━━━ RECORD EXCERPTS ━━━

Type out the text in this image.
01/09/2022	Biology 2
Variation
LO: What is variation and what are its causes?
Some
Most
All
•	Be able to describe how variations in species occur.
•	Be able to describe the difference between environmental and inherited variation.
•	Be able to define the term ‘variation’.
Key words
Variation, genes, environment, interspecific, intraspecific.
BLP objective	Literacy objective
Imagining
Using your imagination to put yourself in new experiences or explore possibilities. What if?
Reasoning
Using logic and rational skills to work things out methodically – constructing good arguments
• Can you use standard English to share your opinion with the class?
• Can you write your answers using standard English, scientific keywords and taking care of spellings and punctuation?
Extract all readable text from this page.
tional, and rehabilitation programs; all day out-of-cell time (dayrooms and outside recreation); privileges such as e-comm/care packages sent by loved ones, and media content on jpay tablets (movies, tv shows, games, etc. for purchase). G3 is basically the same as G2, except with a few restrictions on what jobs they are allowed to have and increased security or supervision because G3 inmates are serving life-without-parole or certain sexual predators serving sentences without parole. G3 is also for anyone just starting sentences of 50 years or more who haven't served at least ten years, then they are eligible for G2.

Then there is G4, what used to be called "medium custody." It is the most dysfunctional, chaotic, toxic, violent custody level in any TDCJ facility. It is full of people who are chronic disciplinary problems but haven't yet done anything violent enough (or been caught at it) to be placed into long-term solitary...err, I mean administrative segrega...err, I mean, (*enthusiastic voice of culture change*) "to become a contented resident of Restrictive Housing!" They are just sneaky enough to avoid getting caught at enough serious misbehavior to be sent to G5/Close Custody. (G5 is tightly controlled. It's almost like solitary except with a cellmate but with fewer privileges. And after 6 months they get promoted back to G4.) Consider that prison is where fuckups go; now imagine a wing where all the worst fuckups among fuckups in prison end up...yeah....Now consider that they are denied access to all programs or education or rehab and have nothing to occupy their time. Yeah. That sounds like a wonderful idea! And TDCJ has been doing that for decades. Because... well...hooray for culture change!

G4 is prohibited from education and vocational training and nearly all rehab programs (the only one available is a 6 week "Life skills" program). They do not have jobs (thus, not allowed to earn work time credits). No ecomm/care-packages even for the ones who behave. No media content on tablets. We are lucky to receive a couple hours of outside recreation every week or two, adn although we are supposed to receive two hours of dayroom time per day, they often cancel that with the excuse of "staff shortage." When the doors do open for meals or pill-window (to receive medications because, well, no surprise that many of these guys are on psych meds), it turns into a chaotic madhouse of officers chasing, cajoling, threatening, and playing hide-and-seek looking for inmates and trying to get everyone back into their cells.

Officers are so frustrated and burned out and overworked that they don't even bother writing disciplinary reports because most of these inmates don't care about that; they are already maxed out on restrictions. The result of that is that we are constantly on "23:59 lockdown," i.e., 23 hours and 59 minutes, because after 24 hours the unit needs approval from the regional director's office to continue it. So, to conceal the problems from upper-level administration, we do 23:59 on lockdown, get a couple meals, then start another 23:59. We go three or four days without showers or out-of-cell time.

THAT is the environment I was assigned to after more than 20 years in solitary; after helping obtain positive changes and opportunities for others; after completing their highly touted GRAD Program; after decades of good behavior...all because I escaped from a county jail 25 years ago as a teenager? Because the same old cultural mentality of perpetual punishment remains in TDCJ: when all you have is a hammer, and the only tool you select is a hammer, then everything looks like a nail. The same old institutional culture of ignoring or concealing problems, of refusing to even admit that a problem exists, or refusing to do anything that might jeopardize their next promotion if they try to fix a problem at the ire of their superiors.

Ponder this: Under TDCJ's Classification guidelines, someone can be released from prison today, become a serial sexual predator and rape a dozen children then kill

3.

━━━

### WHAT IS NEEDED
Every entry above must be reproduced exactly.

### ANSWER TO THE PROBLEM
Type out the text in this image.
01/09/2022	Biology 2
Variation
LO: What is variation and what are its causes?
Some
Most
All
•	Be able to describe how variations in species occur.
•	Be able to describe the difference between environmental and inherited variation.
•	Be able to define the term ‘variation’.
Key words
Variation, genes, environment, interspecific, intraspecific.
BLP objective	Literacy objective
Imagining
Using your imagination to put yourself in new experiences or explore possibilities. What if?
Reasoning
Using logic and rational skills to work things out methodically – constructing good arguments
• Can you use standard English to share your opinion with the class?
• Can you write your answers using standard English, scientific keywords and taking care of spellings and punctuation?
Extract all readable text from this page.
tional, and rehabilitation programs; all day out-of-cell time (dayrooms and outside recreation); privileges such as e-comm/care packages sent by loved ones, and media content on jpay tablets (movies, tv shows, games, etc. for purchase). G3 is basically the same as G2, except with a few restrictions on what jobs they are allowed to have and increased security or supervision because G3 inmates are serving life-without-parole or certain sexual predators serving sentences without parole. G3 is also for anyone just starting sentences of 50 years or more who haven't served at least ten years, then they are eligible for G2.

Then there is G4, what used to be called "medium custody." It is the most dysfunctional, chaotic, toxic, violent custody level in any TDCJ facility. It is full of people who are chronic disciplinary problems but haven't yet done anything violent enough (or been caught at it) to be placed into long-term solitary...err, I mean administrative segrega...err, I mean, (*enthusiastic voice of culture change*) "to become a contented resident of Restrictive Housing!" They are just sneaky enough to avoid getting caught at enough serious misbehavior to be sent to G5/Close Custody. (G5 is tightly controlled. It's almost like solitary except with a cellmate but with fewer privileges. And after 6 months they get promoted back to G4.) Consider that prison is where fuckups go; now imagine a wing where all the worst fuckups among fuckups in prison end up...yeah....Now consider that they are denied access to all programs or education or rehab and have nothing to occupy their time. Yeah. That sounds like a wonderful idea! And TDCJ has been doing that for decades. Because... well...hooray for culture change!

G4 is prohibited from education and vocational training and nearly all rehab programs (the only one available is a 6 week "Life skills" program). They do not have jobs (thus, not allowed to earn work time credits). No ecomm/care-packages even for the ones who behave. No media content on tablets. We are lucky to receive a couple hours of outside recreation every week or two, adn although we are supposed to receive two hours of dayroom time per day, they often cancel that with the excuse of "staff shortage." When the doors do open for meals or pill-window (to receive medications because, well, no surprise that many of these guys are on psych meds), it turns into a chaotic madhouse of officers chasing, cajoling, threatening, and playing hide-and-seek looking for inmates and trying to get everyone back into their cells.

Officers are so frustrated and burned out and overworked that they don't even bother writing disciplinary reports because most of these inmates don't care about that; they are already maxed out on restrictions. The result of that is that we are constantly on "23:59 lockdown," i.e., 23 hours and 59 minutes, because after 24 hours the unit needs approval from the regional director's office to continue it. So, to conceal the problems from upper-level administration, we do 23:59 on lockdown, get a couple meals, then start another 23:59. We go three or four days without showers or out-of-cell time.

THAT is the environment I was assigned to after more than 20 years in solitary; after helping obtain positive changes and opportunities for others; after completing their highly touted GRAD Program; after decades of good behavior...all because I escaped from a county jail 25 years ago as a teenager? Because the same old cultural mentality of perpetual punishment remains in TDCJ: when all you have is a hammer, and the only tool you select is a hammer, then everything looks like a nail. The same old institutional culture of ignoring or concealing problems, of refusing to even admit that a problem exists, or refusing to do anything that might jeopardize their next promotion if they try to fix a problem at the ire of their superiors.

Ponder this: Under TDCJ's Classification guidelines, someone can be released from prison today, become a serial sexual predator and rape a dozen children then kill

3.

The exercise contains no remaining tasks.